WHAT YOU NEED TO DO: Extract every line that contains the word "speaker".

Dataset entries
——

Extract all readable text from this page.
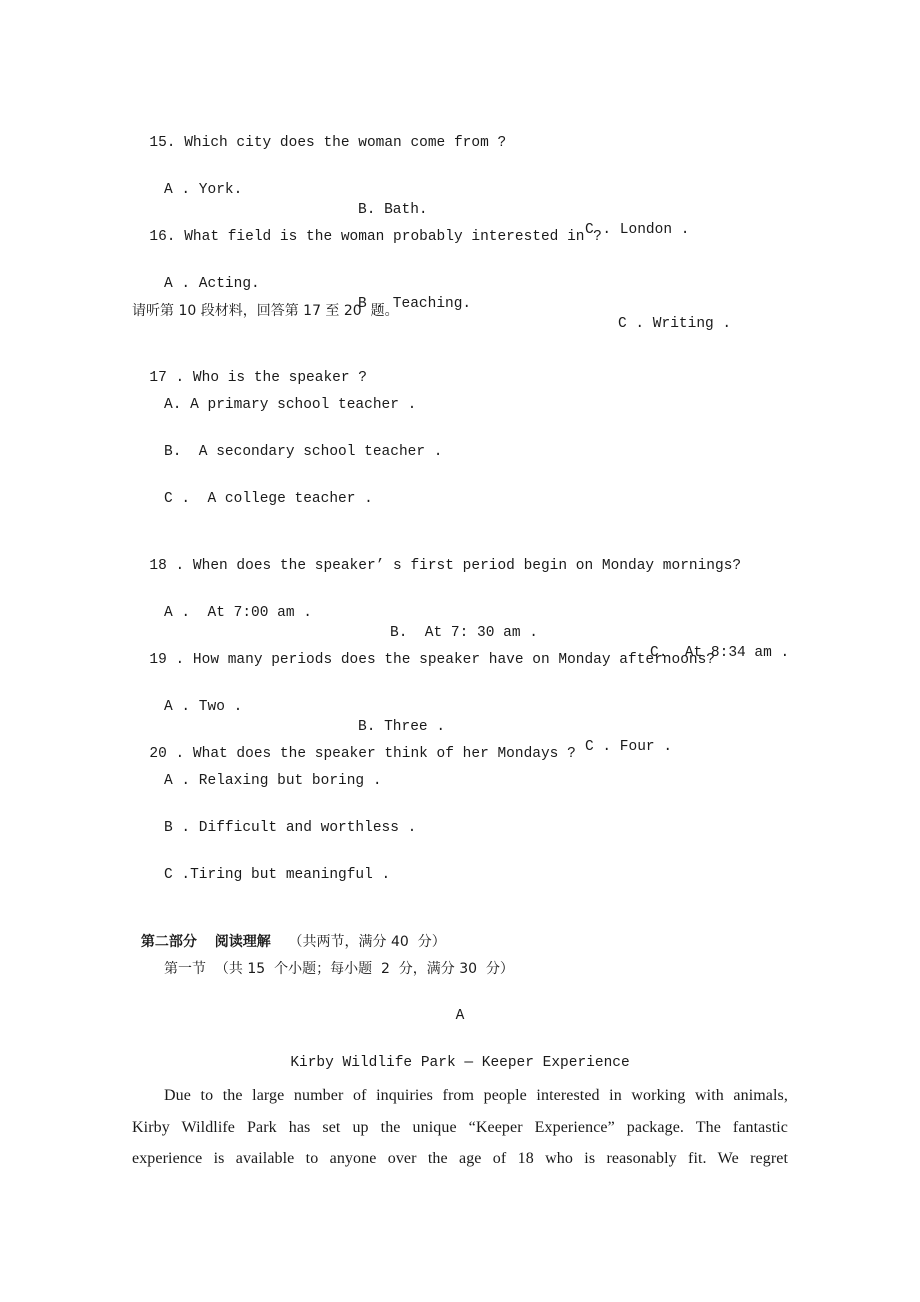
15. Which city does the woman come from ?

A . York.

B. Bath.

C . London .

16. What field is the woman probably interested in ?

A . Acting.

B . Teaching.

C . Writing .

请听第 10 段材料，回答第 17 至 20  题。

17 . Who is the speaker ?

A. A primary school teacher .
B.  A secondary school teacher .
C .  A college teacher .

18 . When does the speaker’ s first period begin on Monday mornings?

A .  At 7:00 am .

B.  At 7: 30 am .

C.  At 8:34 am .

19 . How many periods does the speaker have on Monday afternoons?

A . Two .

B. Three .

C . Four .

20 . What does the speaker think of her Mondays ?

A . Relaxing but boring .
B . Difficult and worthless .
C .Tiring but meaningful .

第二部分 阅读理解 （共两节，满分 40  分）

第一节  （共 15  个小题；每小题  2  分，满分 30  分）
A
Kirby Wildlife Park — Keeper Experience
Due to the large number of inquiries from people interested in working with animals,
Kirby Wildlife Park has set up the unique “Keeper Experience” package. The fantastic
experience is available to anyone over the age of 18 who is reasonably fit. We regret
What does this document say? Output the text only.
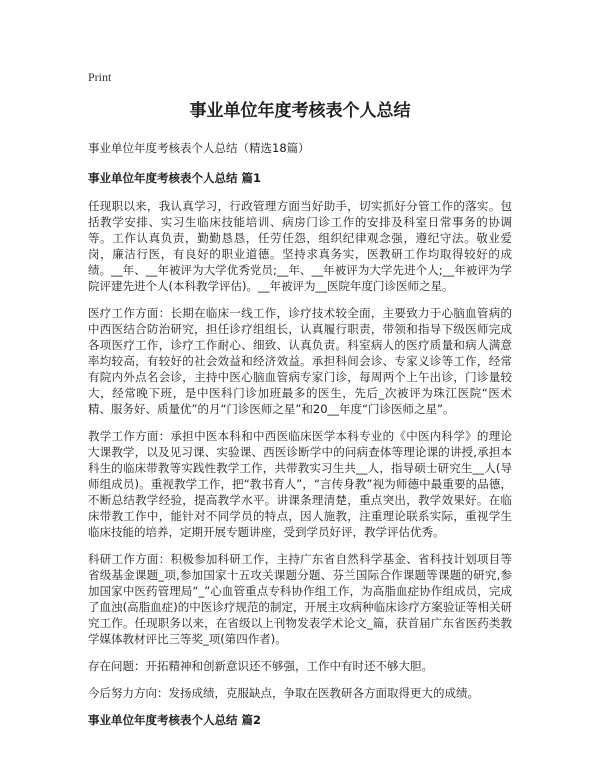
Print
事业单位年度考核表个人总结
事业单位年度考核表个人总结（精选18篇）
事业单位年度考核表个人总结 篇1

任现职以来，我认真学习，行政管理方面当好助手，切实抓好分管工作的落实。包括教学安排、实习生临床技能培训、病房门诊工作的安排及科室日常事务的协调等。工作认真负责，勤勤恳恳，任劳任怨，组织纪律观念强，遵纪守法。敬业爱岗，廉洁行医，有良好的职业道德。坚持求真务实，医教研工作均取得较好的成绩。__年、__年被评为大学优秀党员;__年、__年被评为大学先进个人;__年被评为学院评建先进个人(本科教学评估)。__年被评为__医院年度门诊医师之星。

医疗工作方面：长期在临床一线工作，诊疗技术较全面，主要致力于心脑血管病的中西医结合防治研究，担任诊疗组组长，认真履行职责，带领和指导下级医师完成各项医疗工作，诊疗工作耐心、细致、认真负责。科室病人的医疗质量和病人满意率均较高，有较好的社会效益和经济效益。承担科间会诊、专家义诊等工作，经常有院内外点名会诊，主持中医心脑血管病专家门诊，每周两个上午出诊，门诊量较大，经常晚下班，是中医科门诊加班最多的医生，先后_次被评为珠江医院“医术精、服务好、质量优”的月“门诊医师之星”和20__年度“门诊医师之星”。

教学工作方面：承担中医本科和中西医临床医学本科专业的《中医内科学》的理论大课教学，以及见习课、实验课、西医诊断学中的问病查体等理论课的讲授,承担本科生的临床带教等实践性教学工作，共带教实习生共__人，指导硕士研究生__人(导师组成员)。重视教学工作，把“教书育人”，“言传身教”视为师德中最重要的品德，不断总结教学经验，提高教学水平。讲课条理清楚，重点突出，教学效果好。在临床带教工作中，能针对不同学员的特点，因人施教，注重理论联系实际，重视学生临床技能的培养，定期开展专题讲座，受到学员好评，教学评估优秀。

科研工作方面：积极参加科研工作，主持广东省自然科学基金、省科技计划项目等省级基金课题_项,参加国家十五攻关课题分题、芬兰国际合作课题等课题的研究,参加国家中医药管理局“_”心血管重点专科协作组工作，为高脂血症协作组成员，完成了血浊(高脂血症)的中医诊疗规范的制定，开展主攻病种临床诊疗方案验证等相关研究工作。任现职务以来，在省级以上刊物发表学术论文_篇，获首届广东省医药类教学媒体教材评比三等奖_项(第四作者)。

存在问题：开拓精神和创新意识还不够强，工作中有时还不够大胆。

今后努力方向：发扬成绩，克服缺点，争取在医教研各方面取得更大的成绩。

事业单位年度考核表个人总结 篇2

——

EXERCISE ANSWER:
17 . Who is the speaker ?
18 . When does the speaker’ s first period begin on Monday mornings?
19 . How many periods does the speaker have on Monday afternoons?
20 . What does the speaker think of her Mondays ?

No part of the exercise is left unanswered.